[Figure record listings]
'''
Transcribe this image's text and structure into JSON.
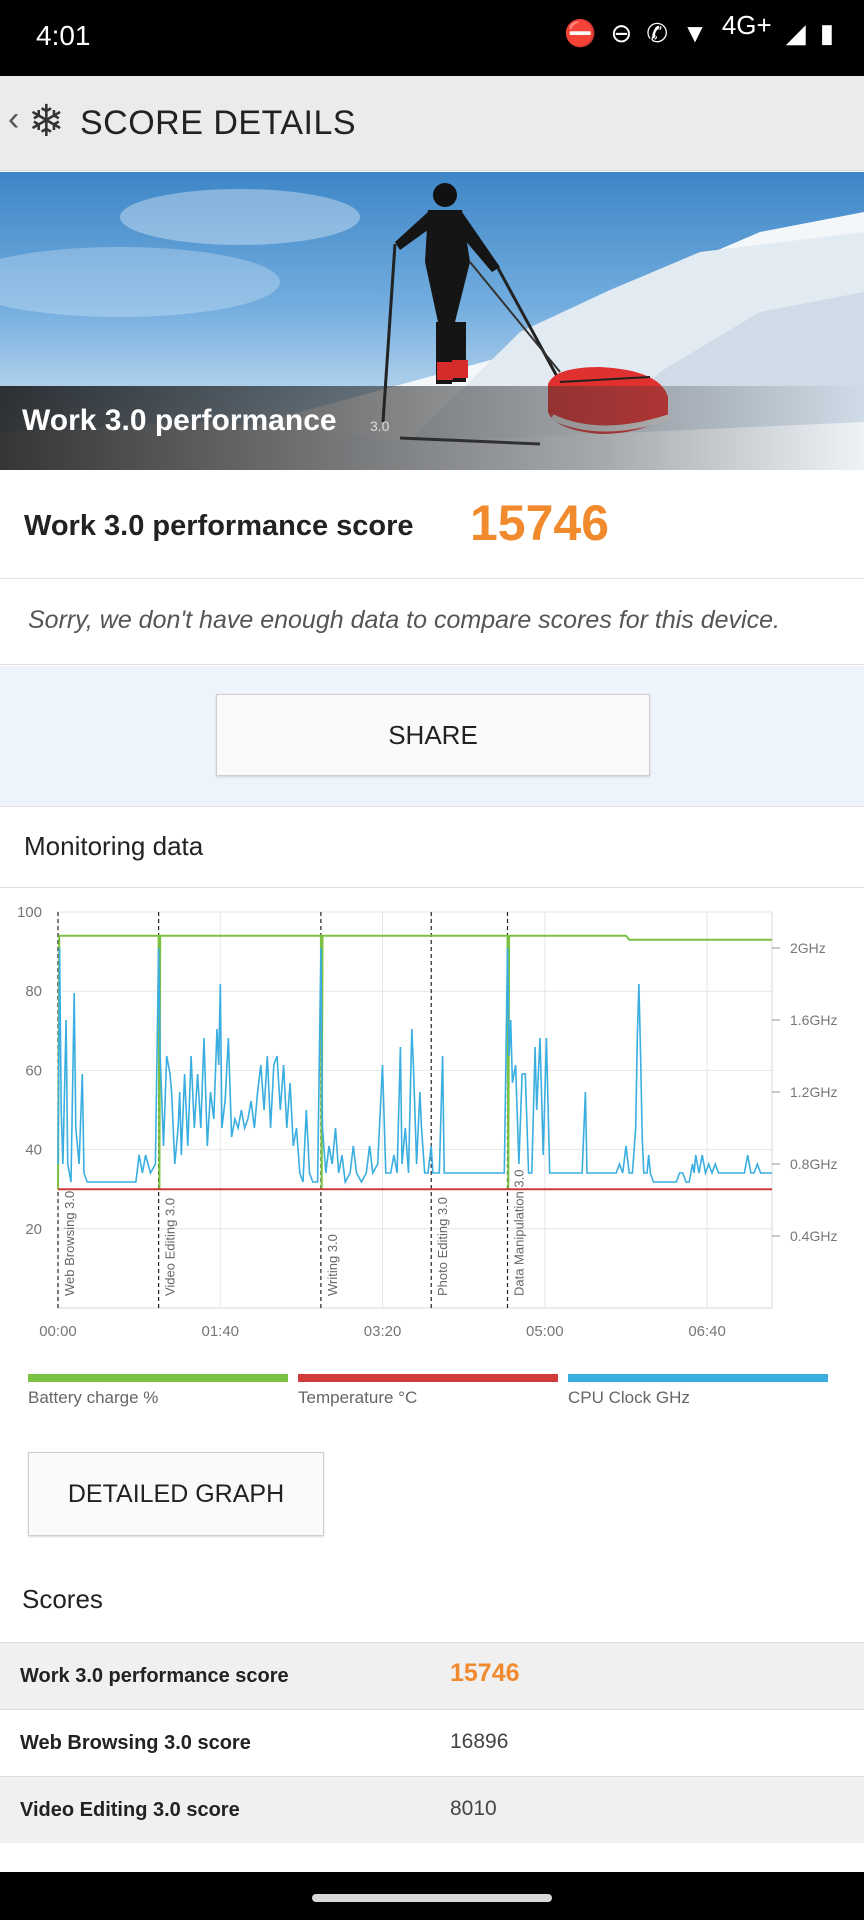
{
  "status": {
    "time": "4:01",
    "network": "4G+"
  },
  "header": {
    "title": "SCORE DETAILS"
  },
  "hero": {
    "title": "Work 3.0 performance",
    "version": "3.0"
  },
  "summary": {
    "score_label": "Work 3.0 performance score",
    "score_value": "15746",
    "compare_message": "Sorry, we don't have enough data to compare scores for this device."
  },
  "actions": {
    "share_label": "SHARE",
    "detailed_graph_label": "DETAILED GRAPH"
  },
  "monitoring": {
    "title": "Monitoring data"
  },
  "chart_data": {
    "type": "line",
    "x_ticks": [
      "00:00",
      "01:40",
      "03:20",
      "05:00",
      "06:40"
    ],
    "x_range_seconds": [
      0,
      440
    ],
    "y_left_ticks": [
      "100",
      "80",
      "60",
      "40",
      "20"
    ],
    "y_left_range": [
      0,
      100
    ],
    "y_right_ticks": [
      "2GHz",
      "1.6GHz",
      "1.2GHz",
      "0.8GHz",
      "0.4GHz"
    ],
    "y_right_range_ghz": [
      0,
      2.2
    ],
    "grid": true,
    "legend_position": "bottom",
    "sections": [
      {
        "label": "Web Browsing 3.0",
        "start_s": 0
      },
      {
        "label": "Video Editing 3.0",
        "start_s": 62
      },
      {
        "label": "Writing 3.0",
        "start_s": 162
      },
      {
        "label": "Photo Editing 3.0",
        "start_s": 230
      },
      {
        "label": "Data Manipulation 3.0",
        "start_s": 277
      }
    ],
    "series": [
      {
        "name": "Battery charge %",
        "color": "#7bc142",
        "axis": "left",
        "points": [
          [
            0,
            30
          ],
          [
            0.8,
            94
          ],
          [
            62,
            94
          ],
          [
            62.5,
            30
          ],
          [
            63,
            94
          ],
          [
            162,
            94
          ],
          [
            162.5,
            30
          ],
          [
            163,
            94
          ],
          [
            277,
            94
          ],
          [
            277.5,
            30
          ],
          [
            278,
            94
          ],
          [
            350,
            94
          ],
          [
            352,
            93
          ],
          [
            440,
            93
          ]
        ]
      },
      {
        "name": "Temperature °C",
        "color": "#d03a3a",
        "axis": "left",
        "points": [
          [
            0,
            30
          ],
          [
            440,
            30
          ]
        ]
      },
      {
        "name": "CPU Clock GHz",
        "color": "#3aaee0",
        "axis": "right",
        "points": [
          [
            0,
            0.8
          ],
          [
            1,
            2.0
          ],
          [
            2,
            1.1
          ],
          [
            3,
            0.8
          ],
          [
            5,
            1.6
          ],
          [
            6,
            0.8
          ],
          [
            8,
            0.7
          ],
          [
            10,
            1.75
          ],
          [
            11,
            1.0
          ],
          [
            13,
            0.8
          ],
          [
            15,
            1.3
          ],
          [
            16,
            0.75
          ],
          [
            18,
            0.7
          ],
          [
            20,
            0.7
          ],
          [
            25,
            0.7
          ],
          [
            30,
            0.7
          ],
          [
            35,
            0.7
          ],
          [
            40,
            0.7
          ],
          [
            45,
            0.7
          ],
          [
            48,
            0.7
          ],
          [
            50,
            0.85
          ],
          [
            52,
            0.75
          ],
          [
            54,
            0.85
          ],
          [
            57,
            0.75
          ],
          [
            60,
            0.8
          ],
          [
            62,
            2.0
          ],
          [
            63,
            1.4
          ],
          [
            65,
            0.9
          ],
          [
            67,
            1.4
          ],
          [
            69,
            1.3
          ],
          [
            70,
            1.2
          ],
          [
            72,
            0.8
          ],
          [
            74,
            1.0
          ],
          [
            75,
            1.2
          ],
          [
            76,
            0.85
          ],
          [
            78,
            1.3
          ],
          [
            80,
            0.9
          ],
          [
            82,
            1.4
          ],
          [
            84,
            1.0
          ],
          [
            86,
            1.3
          ],
          [
            88,
            1.0
          ],
          [
            90,
            1.5
          ],
          [
            92,
            0.9
          ],
          [
            94,
            1.2
          ],
          [
            96,
            1.05
          ],
          [
            98,
            1.55
          ],
          [
            99,
            1.35
          ],
          [
            100,
            1.8
          ],
          [
            101,
            1.0
          ],
          [
            103,
            1.15
          ],
          [
            105,
            1.5
          ],
          [
            107,
            0.95
          ],
          [
            109,
            1.05
          ],
          [
            111,
            1.0
          ],
          [
            113,
            1.1
          ],
          [
            115,
            1.0
          ],
          [
            117,
            1.05
          ],
          [
            119,
            1.15
          ],
          [
            121,
            1.0
          ],
          [
            123,
            1.2
          ],
          [
            125,
            1.35
          ],
          [
            127,
            1.1
          ],
          [
            129,
            1.4
          ],
          [
            131,
            1.0
          ],
          [
            133,
            1.35
          ],
          [
            135,
            1.4
          ],
          [
            137,
            1.1
          ],
          [
            139,
            1.35
          ],
          [
            141,
            1.0
          ],
          [
            143,
            1.25
          ],
          [
            145,
            0.9
          ],
          [
            147,
            1.0
          ],
          [
            149,
            0.75
          ],
          [
            151,
            0.7
          ],
          [
            153,
            1.1
          ],
          [
            155,
            0.75
          ],
          [
            157,
            0.7
          ],
          [
            160,
            0.7
          ],
          [
            162,
            2.0
          ],
          [
            163,
            1.0
          ],
          [
            165,
            0.75
          ],
          [
            167,
            0.9
          ],
          [
            169,
            0.8
          ],
          [
            171,
            1.0
          ],
          [
            173,
            0.75
          ],
          [
            175,
            0.85
          ],
          [
            177,
            0.7
          ],
          [
            180,
            0.75
          ],
          [
            182,
            0.9
          ],
          [
            184,
            0.75
          ],
          [
            187,
            0.7
          ],
          [
            190,
            0.75
          ],
          [
            192,
            0.9
          ],
          [
            194,
            0.75
          ],
          [
            197,
            0.8
          ],
          [
            200,
            1.35
          ],
          [
            202,
            0.75
          ],
          [
            205,
            0.75
          ],
          [
            207,
            0.85
          ],
          [
            209,
            0.75
          ],
          [
            211,
            1.45
          ],
          [
            212,
            0.8
          ],
          [
            214,
            1.0
          ],
          [
            216,
            0.75
          ],
          [
            218,
            1.55
          ],
          [
            219,
            1.35
          ],
          [
            221,
            0.8
          ],
          [
            223,
            1.2
          ],
          [
            224,
            1.0
          ],
          [
            226,
            0.75
          ],
          [
            228,
            0.75
          ],
          [
            230,
            0.9
          ],
          [
            231,
            0.75
          ],
          [
            233,
            0.75
          ],
          [
            235,
            0.75
          ],
          [
            237,
            1.4
          ],
          [
            238,
            0.75
          ],
          [
            240,
            0.75
          ],
          [
            245,
            0.75
          ],
          [
            250,
            0.75
          ],
          [
            255,
            0.75
          ],
          [
            260,
            0.75
          ],
          [
            265,
            0.75
          ],
          [
            270,
            0.75
          ],
          [
            275,
            0.75
          ],
          [
            277,
            2.0
          ],
          [
            278,
            1.4
          ],
          [
            279,
            1.6
          ],
          [
            280,
            1.25
          ],
          [
            282,
            1.35
          ],
          [
            284,
            0.8
          ],
          [
            286,
            1.3
          ],
          [
            288,
            1.3
          ],
          [
            290,
            0.75
          ],
          [
            292,
            0.75
          ],
          [
            294,
            1.45
          ],
          [
            295,
            1.1
          ],
          [
            297,
            1.5
          ],
          [
            299,
            0.85
          ],
          [
            301,
            1.5
          ],
          [
            303,
            0.75
          ],
          [
            305,
            0.75
          ],
          [
            307,
            0.75
          ],
          [
            309,
            0.75
          ],
          [
            311,
            0.75
          ],
          [
            313,
            0.75
          ],
          [
            315,
            0.75
          ],
          [
            317,
            0.75
          ],
          [
            319,
            0.75
          ],
          [
            321,
            0.75
          ],
          [
            323,
            0.75
          ],
          [
            325,
            1.2
          ],
          [
            326,
            0.75
          ],
          [
            328,
            0.75
          ],
          [
            330,
            0.75
          ],
          [
            332,
            0.75
          ],
          [
            334,
            0.75
          ],
          [
            336,
            0.75
          ],
          [
            338,
            0.75
          ],
          [
            340,
            0.75
          ],
          [
            342,
            0.75
          ],
          [
            344,
            0.75
          ],
          [
            346,
            0.8
          ],
          [
            348,
            0.75
          ],
          [
            350,
            0.9
          ],
          [
            352,
            0.75
          ],
          [
            354,
            0.75
          ],
          [
            356,
            1.0
          ],
          [
            357,
            1.5
          ],
          [
            358,
            1.8
          ],
          [
            359,
            1.4
          ],
          [
            360,
            0.95
          ],
          [
            361,
            0.75
          ],
          [
            363,
            0.75
          ],
          [
            364,
            0.85
          ],
          [
            365,
            0.75
          ],
          [
            367,
            0.7
          ],
          [
            369,
            0.7
          ],
          [
            371,
            0.7
          ],
          [
            373,
            0.7
          ],
          [
            375,
            0.7
          ],
          [
            377,
            0.7
          ],
          [
            379,
            0.7
          ],
          [
            381,
            0.7
          ],
          [
            383,
            0.75
          ],
          [
            385,
            0.75
          ],
          [
            387,
            0.7
          ],
          [
            389,
            0.7
          ],
          [
            391,
            0.8
          ],
          [
            392,
            0.75
          ],
          [
            393,
            0.85
          ],
          [
            395,
            0.75
          ],
          [
            397,
            0.85
          ],
          [
            399,
            0.75
          ],
          [
            401,
            0.8
          ],
          [
            403,
            0.75
          ],
          [
            405,
            0.8
          ],
          [
            407,
            0.75
          ],
          [
            409,
            0.75
          ],
          [
            411,
            0.75
          ],
          [
            413,
            0.75
          ],
          [
            415,
            0.75
          ],
          [
            417,
            0.75
          ],
          [
            419,
            0.75
          ],
          [
            421,
            0.75
          ],
          [
            423,
            0.75
          ],
          [
            425,
            0.85
          ],
          [
            427,
            0.75
          ],
          [
            429,
            0.75
          ],
          [
            431,
            0.8
          ],
          [
            433,
            0.75
          ],
          [
            435,
            0.75
          ],
          [
            437,
            0.75
          ],
          [
            440,
            0.75
          ]
        ]
      }
    ]
  },
  "legend": [
    {
      "label": "Battery charge %",
      "color": "#7bc142"
    },
    {
      "label": "Temperature °C",
      "color": "#d03a3a"
    },
    {
      "label": "CPU Clock GHz",
      "color": "#3aaee0"
    }
  ],
  "scores": {
    "title": "Scores",
    "rows": [
      {
        "name": "Work 3.0 performance score",
        "value": "15746",
        "highlight": true
      },
      {
        "name": "Web Browsing 3.0 score",
        "value": "16896",
        "highlight": false
      },
      {
        "name": "Video Editing 3.0 score",
        "value": "8010",
        "highlight": false
      }
    ]
  }
}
'''
◆ Required work
Your task is to list each line of the records with the word "color".

◆ Output
        "color": "#7bc142",
        "color": "#d03a3a",
        "color": "#3aaee0",
      "color": "#7bc142"
      "color": "#d03a3a"
      "color": "#3aaee0"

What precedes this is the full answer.